* Begin MATERIAL PROVIDED *

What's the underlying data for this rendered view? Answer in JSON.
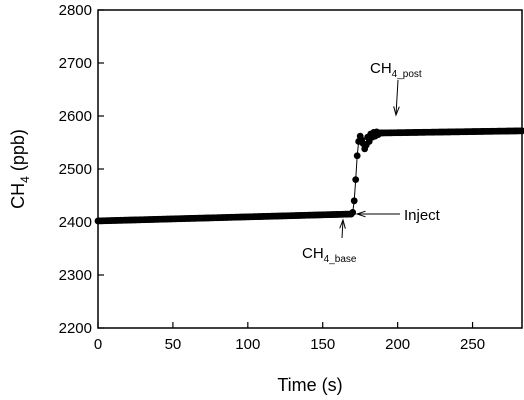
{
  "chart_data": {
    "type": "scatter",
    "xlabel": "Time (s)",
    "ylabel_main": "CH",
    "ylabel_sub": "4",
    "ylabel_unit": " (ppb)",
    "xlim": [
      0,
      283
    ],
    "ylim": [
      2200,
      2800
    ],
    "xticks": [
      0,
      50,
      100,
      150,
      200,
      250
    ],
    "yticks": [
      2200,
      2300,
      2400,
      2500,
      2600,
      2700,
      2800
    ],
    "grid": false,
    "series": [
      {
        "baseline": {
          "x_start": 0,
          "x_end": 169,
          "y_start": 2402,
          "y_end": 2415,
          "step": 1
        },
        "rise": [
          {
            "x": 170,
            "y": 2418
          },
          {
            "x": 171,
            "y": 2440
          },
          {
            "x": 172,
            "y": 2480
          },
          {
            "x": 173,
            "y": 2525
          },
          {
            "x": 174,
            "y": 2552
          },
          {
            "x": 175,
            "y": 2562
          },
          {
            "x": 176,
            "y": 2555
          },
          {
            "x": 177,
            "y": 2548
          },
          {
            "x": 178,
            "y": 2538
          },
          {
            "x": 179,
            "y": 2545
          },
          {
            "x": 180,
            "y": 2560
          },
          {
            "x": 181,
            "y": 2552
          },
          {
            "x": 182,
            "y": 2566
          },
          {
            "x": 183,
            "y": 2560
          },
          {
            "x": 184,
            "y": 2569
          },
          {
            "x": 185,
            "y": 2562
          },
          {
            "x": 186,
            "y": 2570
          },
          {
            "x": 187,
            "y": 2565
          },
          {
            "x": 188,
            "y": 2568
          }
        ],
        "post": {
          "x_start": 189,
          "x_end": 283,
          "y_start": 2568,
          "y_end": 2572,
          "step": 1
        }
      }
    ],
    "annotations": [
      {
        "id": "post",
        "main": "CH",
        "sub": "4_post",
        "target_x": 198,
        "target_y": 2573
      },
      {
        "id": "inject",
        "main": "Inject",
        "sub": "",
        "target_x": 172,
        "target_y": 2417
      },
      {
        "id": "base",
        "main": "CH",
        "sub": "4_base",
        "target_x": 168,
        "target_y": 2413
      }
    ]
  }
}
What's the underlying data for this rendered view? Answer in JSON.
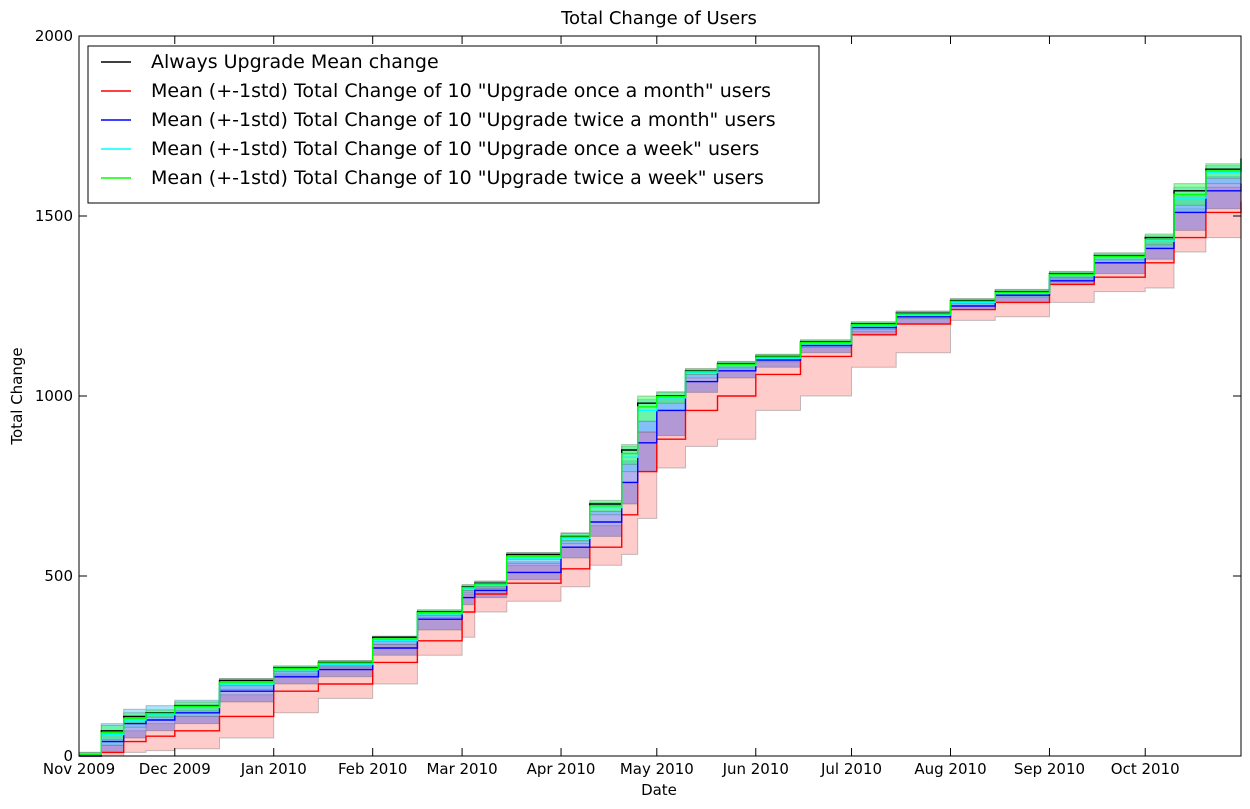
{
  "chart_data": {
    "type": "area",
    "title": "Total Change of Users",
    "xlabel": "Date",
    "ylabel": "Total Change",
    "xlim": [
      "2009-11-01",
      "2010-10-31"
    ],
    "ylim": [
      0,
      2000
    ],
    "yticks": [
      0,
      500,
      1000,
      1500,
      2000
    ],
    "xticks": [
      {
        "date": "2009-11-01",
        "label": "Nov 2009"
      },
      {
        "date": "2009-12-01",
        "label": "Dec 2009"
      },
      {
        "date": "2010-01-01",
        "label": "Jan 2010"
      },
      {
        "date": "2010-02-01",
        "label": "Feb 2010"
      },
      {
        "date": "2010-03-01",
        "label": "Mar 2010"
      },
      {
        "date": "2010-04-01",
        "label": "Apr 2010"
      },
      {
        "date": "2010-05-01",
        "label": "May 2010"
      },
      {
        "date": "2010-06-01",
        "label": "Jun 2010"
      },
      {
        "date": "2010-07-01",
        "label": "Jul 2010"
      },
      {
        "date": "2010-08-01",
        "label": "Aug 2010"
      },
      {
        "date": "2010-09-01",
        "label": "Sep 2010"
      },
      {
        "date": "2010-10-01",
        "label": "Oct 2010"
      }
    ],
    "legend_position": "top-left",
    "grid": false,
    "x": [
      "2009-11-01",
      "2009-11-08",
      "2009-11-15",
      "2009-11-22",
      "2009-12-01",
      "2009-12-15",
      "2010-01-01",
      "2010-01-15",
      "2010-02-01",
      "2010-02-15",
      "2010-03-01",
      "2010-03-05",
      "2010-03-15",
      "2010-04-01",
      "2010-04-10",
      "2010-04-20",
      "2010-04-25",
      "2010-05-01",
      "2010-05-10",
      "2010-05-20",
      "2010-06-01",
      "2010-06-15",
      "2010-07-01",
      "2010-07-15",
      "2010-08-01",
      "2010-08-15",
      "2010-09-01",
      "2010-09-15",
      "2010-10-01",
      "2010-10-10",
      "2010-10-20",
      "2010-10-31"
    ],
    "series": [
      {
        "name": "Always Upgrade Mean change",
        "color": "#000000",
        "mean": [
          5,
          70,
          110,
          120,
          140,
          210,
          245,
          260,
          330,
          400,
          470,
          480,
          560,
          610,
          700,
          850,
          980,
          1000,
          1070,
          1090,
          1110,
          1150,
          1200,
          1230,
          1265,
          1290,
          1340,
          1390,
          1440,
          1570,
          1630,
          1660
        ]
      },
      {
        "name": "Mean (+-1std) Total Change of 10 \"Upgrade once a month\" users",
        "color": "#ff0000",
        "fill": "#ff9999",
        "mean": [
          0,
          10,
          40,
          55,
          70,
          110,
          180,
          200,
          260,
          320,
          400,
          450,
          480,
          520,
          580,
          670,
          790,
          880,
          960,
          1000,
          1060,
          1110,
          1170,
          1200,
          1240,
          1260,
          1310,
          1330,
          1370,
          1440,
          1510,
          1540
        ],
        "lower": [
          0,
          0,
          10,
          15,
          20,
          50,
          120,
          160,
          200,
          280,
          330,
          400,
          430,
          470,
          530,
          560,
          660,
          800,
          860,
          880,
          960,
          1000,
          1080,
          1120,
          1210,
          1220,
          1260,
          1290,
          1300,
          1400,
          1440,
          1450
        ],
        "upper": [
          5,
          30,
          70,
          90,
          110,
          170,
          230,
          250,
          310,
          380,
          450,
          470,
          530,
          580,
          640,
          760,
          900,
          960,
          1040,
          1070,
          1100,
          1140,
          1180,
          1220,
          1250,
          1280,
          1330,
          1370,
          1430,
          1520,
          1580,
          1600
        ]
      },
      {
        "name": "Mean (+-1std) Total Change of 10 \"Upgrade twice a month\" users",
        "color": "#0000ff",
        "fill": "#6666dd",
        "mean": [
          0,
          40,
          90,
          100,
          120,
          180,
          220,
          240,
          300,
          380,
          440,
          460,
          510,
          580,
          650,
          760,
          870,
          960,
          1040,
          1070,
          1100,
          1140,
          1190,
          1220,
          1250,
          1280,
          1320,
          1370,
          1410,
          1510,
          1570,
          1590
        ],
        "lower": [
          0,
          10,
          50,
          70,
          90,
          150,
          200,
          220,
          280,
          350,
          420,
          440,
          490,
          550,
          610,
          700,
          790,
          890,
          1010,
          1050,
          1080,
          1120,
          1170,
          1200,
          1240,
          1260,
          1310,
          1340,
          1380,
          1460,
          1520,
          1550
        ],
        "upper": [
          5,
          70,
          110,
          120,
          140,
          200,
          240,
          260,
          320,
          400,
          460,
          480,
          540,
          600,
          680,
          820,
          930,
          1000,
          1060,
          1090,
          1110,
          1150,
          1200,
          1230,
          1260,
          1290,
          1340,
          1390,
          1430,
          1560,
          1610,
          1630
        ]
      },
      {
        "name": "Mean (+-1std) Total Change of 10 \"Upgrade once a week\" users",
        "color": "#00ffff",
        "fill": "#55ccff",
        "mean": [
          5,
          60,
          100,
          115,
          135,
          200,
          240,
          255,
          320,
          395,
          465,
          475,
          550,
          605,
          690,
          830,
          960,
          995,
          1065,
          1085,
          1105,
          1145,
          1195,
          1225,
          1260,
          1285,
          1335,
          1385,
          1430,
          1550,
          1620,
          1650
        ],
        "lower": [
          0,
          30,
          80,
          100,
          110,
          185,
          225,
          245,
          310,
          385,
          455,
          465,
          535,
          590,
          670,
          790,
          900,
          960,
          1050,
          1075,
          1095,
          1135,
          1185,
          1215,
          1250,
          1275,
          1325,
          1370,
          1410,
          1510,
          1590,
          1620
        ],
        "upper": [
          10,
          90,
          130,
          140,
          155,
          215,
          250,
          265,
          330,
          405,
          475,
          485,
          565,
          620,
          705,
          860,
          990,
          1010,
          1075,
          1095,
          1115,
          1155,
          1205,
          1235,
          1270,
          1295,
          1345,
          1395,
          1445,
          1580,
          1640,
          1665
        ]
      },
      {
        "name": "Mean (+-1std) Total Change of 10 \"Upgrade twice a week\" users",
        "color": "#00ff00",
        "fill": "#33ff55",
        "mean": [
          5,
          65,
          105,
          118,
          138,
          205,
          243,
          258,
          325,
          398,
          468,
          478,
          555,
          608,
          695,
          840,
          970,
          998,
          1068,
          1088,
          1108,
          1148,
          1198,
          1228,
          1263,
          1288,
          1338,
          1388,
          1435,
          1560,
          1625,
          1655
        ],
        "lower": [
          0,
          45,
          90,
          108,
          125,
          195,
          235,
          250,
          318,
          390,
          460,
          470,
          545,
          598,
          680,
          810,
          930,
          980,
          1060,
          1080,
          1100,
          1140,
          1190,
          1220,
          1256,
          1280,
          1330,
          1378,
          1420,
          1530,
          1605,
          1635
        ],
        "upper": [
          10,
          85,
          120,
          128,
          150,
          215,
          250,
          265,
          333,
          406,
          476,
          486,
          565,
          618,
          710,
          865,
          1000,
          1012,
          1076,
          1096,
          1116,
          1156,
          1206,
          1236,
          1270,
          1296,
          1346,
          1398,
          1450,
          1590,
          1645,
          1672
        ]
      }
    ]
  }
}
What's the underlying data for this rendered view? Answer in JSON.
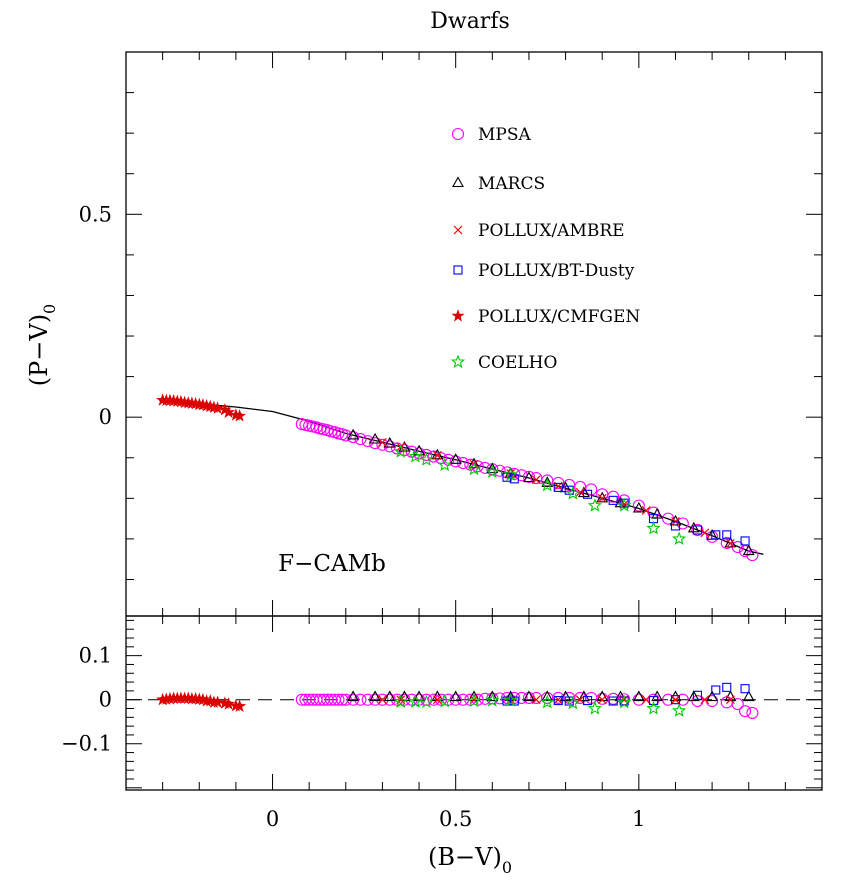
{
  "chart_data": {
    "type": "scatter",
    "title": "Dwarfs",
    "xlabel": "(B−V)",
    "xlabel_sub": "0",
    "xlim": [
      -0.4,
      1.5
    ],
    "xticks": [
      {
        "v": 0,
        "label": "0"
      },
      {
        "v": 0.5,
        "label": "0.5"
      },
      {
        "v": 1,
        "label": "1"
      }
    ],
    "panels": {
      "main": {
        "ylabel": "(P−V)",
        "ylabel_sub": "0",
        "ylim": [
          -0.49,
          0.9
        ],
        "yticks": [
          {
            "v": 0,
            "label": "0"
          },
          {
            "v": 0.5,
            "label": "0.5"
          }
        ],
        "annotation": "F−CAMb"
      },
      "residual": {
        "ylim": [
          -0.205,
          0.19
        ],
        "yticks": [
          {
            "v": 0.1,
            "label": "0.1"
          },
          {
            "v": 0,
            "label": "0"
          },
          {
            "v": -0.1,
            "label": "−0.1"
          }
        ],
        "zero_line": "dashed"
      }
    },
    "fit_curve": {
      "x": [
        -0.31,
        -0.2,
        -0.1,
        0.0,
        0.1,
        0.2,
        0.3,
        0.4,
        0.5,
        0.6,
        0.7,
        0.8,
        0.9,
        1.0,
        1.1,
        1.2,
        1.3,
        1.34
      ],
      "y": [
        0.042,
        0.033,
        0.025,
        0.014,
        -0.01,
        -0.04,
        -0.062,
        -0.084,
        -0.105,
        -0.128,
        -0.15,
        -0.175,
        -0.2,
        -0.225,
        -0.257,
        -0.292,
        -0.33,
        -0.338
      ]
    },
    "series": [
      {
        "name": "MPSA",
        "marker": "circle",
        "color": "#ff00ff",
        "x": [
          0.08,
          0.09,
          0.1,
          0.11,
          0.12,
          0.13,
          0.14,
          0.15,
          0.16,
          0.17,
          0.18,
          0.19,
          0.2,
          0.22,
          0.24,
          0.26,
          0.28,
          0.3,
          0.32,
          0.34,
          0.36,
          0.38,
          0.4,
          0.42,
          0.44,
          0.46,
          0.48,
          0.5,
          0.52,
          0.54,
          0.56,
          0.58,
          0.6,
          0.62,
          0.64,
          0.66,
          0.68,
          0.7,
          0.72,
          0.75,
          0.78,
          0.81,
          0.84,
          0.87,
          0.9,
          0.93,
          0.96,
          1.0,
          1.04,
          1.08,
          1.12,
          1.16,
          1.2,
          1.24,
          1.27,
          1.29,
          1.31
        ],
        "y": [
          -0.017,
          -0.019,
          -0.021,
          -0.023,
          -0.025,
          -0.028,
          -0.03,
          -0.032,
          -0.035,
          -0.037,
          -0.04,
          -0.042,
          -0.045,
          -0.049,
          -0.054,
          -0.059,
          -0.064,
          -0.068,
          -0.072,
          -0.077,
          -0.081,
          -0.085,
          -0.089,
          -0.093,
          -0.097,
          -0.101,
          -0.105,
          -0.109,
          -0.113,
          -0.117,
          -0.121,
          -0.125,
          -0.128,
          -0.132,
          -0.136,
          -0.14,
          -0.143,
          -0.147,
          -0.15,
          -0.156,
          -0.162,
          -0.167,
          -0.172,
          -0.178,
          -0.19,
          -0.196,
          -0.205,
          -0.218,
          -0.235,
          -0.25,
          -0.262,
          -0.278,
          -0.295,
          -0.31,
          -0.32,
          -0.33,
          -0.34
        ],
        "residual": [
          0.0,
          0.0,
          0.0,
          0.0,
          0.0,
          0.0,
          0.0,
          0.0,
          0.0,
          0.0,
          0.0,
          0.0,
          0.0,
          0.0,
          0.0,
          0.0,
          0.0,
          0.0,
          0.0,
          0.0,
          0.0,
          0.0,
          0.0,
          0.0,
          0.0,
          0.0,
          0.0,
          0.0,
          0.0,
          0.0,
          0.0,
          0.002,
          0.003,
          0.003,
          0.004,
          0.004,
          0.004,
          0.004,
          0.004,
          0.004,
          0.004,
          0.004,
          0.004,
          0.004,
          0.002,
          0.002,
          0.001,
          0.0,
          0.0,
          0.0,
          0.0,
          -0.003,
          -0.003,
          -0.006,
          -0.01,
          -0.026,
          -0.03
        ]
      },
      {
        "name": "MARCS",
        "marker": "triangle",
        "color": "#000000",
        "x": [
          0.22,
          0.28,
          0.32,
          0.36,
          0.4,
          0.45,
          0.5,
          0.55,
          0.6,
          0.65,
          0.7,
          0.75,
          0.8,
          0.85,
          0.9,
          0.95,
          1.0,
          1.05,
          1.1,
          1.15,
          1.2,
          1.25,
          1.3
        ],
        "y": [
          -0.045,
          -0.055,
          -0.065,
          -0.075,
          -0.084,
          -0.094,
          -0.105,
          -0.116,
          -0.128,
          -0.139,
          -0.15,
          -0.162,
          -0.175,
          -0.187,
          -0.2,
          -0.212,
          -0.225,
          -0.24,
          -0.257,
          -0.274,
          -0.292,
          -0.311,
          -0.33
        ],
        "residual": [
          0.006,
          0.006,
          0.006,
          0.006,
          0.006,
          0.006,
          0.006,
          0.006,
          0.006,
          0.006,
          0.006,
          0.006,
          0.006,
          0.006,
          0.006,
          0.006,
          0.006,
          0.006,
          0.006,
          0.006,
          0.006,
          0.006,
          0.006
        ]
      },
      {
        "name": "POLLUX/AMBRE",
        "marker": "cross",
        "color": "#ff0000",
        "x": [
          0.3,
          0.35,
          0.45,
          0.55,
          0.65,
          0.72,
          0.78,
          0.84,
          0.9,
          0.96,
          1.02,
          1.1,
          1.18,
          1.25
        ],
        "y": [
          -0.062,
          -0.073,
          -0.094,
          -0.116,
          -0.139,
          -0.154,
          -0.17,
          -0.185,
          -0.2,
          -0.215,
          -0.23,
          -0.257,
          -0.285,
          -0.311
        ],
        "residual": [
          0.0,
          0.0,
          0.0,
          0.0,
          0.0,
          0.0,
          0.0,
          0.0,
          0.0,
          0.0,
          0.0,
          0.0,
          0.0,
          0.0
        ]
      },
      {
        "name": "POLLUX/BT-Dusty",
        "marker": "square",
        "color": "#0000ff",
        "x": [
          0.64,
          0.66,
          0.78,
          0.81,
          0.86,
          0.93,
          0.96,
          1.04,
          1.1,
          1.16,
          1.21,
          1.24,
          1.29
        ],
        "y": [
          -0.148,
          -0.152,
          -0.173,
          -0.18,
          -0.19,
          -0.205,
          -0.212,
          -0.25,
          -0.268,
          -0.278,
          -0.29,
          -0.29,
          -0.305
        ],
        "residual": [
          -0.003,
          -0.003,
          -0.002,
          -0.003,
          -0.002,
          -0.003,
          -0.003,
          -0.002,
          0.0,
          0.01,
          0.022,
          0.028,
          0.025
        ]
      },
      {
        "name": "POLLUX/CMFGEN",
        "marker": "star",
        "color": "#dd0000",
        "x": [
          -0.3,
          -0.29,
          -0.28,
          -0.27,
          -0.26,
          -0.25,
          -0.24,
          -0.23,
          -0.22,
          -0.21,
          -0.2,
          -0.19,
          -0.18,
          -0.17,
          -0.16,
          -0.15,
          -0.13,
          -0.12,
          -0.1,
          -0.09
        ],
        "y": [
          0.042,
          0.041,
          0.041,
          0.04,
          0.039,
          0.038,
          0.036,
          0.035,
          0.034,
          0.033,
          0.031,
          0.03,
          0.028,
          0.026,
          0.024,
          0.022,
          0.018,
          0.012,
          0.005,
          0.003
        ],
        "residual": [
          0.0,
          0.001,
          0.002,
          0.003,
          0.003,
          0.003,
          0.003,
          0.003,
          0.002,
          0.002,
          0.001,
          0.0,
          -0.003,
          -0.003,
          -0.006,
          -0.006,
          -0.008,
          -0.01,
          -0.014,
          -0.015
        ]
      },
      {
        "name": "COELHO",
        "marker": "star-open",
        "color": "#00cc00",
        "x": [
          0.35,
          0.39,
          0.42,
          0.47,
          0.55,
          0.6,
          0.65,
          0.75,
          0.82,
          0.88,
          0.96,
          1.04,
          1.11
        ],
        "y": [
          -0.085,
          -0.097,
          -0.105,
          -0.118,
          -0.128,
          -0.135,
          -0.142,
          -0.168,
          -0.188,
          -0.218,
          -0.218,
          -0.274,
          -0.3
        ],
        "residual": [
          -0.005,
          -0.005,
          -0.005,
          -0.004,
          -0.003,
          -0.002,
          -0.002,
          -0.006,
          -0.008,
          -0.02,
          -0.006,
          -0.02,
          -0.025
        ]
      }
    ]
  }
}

* End MATERIAL PROVIDED *

**STATED PROBLEM**
Across the material above, how many lines include the string "color"? Only the number is wanted.

**RESPONSE FOR THIS EXERCISE**
11